**What you should do:** Work through the entries below and report how many lines include "bottom". The number alone is the answer.

**Input for this task:**

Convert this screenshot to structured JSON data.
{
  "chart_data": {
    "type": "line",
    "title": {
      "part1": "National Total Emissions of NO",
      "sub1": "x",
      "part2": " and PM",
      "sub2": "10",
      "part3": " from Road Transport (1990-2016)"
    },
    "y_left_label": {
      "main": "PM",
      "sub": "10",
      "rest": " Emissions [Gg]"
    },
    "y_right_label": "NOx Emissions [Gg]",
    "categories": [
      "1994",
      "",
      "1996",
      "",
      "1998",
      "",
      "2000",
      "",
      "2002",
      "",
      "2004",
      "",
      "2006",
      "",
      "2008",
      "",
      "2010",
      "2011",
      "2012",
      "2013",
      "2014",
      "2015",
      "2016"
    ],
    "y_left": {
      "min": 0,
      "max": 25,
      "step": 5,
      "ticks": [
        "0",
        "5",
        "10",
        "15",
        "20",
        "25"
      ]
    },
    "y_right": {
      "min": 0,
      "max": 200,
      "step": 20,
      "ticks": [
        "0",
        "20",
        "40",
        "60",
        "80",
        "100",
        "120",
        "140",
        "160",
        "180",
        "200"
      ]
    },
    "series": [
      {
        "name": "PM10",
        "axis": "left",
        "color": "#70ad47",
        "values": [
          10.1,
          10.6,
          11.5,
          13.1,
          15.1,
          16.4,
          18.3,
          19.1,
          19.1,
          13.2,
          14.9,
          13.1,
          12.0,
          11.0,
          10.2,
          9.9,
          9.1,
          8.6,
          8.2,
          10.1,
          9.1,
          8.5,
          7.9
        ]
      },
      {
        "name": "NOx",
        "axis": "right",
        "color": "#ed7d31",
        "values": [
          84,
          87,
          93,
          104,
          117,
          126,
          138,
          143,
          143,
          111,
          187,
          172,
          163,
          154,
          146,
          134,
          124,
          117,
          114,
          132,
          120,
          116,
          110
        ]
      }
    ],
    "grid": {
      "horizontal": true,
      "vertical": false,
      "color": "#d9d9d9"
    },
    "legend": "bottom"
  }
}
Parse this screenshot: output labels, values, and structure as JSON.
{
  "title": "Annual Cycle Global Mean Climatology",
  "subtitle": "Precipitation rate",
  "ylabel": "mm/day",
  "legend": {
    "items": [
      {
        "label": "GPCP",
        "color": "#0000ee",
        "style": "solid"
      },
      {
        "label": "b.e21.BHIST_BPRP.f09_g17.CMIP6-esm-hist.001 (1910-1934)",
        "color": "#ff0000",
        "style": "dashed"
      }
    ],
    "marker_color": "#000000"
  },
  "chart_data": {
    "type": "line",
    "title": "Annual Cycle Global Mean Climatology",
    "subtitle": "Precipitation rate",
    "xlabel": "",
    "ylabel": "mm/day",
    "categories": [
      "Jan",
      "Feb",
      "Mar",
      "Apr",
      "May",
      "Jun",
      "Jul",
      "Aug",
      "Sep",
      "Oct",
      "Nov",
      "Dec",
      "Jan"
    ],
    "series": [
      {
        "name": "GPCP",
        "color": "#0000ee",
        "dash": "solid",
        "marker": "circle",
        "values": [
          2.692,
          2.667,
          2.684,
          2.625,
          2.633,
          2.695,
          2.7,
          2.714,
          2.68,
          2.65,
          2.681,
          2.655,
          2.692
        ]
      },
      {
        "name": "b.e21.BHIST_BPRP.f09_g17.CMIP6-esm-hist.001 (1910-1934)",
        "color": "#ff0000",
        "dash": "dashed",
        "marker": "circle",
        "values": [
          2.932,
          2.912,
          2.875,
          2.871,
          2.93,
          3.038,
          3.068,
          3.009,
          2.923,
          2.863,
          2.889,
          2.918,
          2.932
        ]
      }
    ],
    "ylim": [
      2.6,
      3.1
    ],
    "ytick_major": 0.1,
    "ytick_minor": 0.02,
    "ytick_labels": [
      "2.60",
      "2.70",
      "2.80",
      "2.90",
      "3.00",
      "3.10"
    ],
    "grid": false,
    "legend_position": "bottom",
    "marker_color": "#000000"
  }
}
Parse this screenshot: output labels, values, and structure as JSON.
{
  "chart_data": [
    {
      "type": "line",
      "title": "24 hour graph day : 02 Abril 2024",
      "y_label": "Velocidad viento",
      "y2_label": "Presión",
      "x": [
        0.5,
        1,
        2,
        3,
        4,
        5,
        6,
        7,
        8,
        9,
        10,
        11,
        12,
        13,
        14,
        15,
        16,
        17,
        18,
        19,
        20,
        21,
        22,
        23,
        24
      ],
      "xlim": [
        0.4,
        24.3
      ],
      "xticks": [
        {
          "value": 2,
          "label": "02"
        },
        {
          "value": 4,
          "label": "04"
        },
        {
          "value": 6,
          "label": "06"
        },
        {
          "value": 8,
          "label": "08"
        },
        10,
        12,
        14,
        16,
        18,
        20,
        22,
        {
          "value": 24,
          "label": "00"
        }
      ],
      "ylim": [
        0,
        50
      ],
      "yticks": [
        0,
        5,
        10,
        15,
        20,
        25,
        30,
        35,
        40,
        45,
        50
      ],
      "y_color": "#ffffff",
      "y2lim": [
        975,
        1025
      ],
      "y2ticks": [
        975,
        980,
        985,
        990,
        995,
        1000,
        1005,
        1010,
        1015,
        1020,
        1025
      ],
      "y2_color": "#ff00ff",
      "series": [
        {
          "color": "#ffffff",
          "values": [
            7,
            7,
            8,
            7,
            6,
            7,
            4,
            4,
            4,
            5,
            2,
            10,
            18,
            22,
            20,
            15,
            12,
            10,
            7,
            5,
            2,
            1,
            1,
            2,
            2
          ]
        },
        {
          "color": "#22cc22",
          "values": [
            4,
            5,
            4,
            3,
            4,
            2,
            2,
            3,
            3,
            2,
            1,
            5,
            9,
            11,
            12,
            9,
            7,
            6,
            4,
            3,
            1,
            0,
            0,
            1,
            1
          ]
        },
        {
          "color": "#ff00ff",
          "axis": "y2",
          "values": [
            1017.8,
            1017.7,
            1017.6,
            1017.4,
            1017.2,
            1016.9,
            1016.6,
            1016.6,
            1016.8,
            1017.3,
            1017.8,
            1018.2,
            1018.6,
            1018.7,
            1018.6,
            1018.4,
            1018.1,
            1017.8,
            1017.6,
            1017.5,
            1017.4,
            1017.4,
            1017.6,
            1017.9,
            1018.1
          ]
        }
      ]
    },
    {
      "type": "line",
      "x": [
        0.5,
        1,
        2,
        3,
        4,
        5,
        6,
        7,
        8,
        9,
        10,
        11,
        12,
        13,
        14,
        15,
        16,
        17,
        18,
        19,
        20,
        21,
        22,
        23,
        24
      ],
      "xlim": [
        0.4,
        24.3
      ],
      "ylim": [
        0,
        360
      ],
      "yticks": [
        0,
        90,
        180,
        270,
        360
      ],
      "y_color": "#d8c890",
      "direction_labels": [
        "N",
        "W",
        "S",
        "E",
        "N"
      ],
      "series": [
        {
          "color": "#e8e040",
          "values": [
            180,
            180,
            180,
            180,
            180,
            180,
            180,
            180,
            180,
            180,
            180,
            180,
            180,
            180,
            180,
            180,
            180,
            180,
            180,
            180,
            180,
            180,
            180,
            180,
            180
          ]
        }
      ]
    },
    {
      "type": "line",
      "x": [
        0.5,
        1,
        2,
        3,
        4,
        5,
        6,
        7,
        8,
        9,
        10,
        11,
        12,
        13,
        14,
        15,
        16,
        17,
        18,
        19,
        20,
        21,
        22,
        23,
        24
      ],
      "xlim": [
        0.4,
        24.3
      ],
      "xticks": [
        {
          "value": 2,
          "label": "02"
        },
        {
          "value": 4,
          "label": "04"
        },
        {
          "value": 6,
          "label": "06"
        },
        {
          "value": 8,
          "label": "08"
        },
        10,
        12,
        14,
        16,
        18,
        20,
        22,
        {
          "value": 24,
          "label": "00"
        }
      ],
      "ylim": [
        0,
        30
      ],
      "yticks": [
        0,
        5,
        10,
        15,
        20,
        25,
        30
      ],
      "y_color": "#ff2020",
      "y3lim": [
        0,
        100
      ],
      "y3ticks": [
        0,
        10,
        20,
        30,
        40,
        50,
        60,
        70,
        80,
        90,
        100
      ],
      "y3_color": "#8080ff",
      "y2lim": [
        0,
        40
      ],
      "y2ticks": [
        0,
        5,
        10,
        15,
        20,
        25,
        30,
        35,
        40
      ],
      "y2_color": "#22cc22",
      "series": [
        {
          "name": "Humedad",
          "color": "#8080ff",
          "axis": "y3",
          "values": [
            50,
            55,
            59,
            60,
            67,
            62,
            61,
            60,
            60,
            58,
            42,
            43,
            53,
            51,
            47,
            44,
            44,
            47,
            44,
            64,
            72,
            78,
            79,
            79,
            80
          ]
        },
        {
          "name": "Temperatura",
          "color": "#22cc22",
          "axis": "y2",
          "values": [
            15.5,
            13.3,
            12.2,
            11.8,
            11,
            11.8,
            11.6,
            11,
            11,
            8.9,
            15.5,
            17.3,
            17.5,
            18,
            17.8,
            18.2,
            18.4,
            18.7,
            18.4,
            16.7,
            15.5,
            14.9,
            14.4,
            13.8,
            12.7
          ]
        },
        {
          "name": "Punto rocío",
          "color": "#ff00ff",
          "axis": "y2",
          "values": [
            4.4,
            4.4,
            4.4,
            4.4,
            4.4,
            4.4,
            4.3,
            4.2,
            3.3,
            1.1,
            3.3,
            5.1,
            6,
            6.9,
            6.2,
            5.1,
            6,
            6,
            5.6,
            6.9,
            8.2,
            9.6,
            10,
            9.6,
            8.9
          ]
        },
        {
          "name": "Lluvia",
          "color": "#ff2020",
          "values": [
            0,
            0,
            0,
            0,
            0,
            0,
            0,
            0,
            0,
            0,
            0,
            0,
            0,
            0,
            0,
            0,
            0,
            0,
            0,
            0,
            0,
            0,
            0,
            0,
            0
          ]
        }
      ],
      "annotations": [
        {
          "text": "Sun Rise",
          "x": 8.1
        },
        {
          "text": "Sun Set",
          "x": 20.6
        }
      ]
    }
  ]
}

**Written answer:** 2